Aim -> Your task is to repeat all of the data exactly while excluding the pictures.

Material shown ->

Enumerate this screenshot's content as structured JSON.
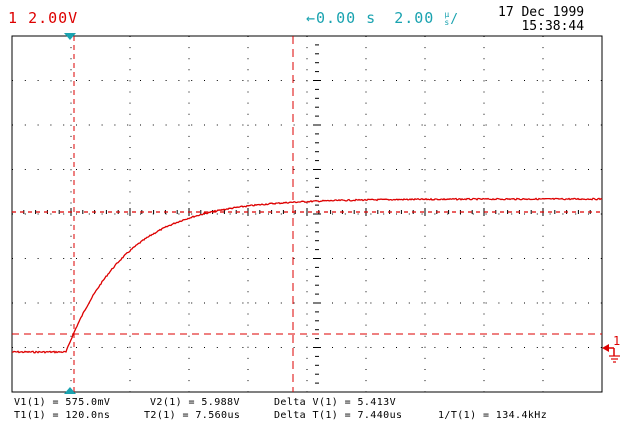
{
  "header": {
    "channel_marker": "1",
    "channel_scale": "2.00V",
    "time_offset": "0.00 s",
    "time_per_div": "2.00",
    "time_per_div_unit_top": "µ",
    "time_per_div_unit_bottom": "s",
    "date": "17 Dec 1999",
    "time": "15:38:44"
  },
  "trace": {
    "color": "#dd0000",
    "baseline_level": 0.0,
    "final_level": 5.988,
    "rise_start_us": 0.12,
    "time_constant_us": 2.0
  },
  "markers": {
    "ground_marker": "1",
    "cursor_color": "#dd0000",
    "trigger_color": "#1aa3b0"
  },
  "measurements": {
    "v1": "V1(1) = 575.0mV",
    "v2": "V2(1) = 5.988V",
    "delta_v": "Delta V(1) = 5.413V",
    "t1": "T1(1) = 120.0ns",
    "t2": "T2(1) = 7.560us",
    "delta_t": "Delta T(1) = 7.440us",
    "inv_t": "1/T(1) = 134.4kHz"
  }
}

Solved exercise ->
Enumerate this screenshot's content as structured JSON.
{
  "header": {
    "channel_marker": "1",
    "channel_scale": "2.00V",
    "time_offset": "0.00 s",
    "time_per_div": "2.00",
    "time_per_div_unit_top": "µ",
    "time_per_div_unit_bottom": "s",
    "date": "17 Dec 1999",
    "time": "15:38:44"
  },
  "trace": {
    "color": "#dd0000",
    "baseline_level": 0.0,
    "final_level": 5.988,
    "rise_start_us": 0.12,
    "time_constant_us": 2.0
  },
  "markers": {
    "ground_marker": "1",
    "cursor_color": "#dd0000",
    "trigger_color": "#1aa3b0"
  },
  "measurements": {
    "v1": "V1(1) = 575.0mV",
    "v2": "V2(1) = 5.988V",
    "delta_v": "Delta V(1) = 5.413V",
    "t1": "T1(1) = 120.0ns",
    "t2": "T2(1) = 7.560us",
    "delta_t": "Delta T(1) = 7.440us",
    "inv_t": "1/T(1) = 134.4kHz"
  }
}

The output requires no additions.